What is needed: Using the entries below, quote exactly the span of lines that begins with the line containing "Type out the text in this image." and ends with the final line.

Provided material:

---------------

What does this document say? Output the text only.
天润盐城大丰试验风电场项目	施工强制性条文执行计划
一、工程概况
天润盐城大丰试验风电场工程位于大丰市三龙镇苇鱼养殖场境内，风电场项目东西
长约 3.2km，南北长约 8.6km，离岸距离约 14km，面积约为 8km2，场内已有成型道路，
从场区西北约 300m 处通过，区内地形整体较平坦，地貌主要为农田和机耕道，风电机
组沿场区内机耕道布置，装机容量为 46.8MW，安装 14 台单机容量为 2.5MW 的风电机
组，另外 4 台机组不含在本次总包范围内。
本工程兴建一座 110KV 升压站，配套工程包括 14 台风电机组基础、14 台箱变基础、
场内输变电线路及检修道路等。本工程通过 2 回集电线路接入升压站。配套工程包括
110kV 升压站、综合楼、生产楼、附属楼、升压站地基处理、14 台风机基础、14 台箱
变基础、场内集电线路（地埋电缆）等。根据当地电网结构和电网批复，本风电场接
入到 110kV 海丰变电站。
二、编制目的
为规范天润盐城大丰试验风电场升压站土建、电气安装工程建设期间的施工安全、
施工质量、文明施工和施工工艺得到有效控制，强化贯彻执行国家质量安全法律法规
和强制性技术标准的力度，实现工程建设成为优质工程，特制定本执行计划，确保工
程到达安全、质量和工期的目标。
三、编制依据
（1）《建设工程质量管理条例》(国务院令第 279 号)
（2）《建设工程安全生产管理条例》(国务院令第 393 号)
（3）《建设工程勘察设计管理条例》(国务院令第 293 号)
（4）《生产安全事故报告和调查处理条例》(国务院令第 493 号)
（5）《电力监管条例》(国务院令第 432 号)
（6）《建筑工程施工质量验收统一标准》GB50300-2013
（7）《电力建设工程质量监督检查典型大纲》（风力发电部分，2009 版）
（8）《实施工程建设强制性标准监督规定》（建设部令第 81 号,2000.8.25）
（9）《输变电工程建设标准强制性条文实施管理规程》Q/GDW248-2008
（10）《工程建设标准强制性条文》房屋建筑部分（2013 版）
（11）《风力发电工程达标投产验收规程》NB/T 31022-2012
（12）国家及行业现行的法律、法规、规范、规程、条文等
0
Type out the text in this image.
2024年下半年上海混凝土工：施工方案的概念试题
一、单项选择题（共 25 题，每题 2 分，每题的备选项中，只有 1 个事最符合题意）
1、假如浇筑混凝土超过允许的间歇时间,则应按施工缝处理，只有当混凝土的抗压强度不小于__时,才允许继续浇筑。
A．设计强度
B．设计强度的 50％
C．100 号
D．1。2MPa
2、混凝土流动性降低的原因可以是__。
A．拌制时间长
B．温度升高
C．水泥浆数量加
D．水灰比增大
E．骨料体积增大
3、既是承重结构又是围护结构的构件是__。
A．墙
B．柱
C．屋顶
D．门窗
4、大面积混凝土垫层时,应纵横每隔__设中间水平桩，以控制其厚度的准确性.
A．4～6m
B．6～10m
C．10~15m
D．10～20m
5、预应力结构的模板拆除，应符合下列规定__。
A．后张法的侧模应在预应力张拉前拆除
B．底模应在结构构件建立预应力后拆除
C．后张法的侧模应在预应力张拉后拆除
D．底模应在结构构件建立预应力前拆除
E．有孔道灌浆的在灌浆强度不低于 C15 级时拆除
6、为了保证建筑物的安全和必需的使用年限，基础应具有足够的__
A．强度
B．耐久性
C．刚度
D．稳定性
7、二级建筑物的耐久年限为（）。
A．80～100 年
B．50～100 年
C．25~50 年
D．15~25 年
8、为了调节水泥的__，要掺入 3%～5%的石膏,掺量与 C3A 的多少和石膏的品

---------------

Answer to the problem:
Type out the text in this image.
2024年下半年上海混凝土工：施工方案的概念试题
一、单项选择题（共 25 题，每题 2 分，每题的备选项中，只有 1 个事最符合题意）
1、假如浇筑混凝土超过允许的间歇时间,则应按施工缝处理，只有当混凝土的抗压强度不小于__时,才允许继续浇筑。
A．设计强度
B．设计强度的 50％
C．100 号
D．1。2MPa
2、混凝土流动性降低的原因可以是__。
A．拌制时间长
B．温度升高
C．水泥浆数量加
D．水灰比增大
E．骨料体积增大
3、既是承重结构又是围护结构的构件是__。
A．墙
B．柱
C．屋顶
D．门窗
4、大面积混凝土垫层时,应纵横每隔__设中间水平桩，以控制其厚度的准确性.
A．4～6m
B．6～10m
C．10~15m
D．10～20m
5、预应力结构的模板拆除，应符合下列规定__。
A．后张法的侧模应在预应力张拉前拆除
B．底模应在结构构件建立预应力后拆除
C．后张法的侧模应在预应力张拉后拆除
D．底模应在结构构件建立预应力前拆除
E．有孔道灌浆的在灌浆强度不低于 C15 级时拆除
6、为了保证建筑物的安全和必需的使用年限，基础应具有足够的__
A．强度
B．耐久性
C．刚度
D．稳定性
7、二级建筑物的耐久年限为（）。
A．80～100 年
B．50～100 年
C．25~50 年
D．15~25 年
8、为了调节水泥的__，要掺入 3%～5%的石膏,掺量与 C3A 的多少和石膏的品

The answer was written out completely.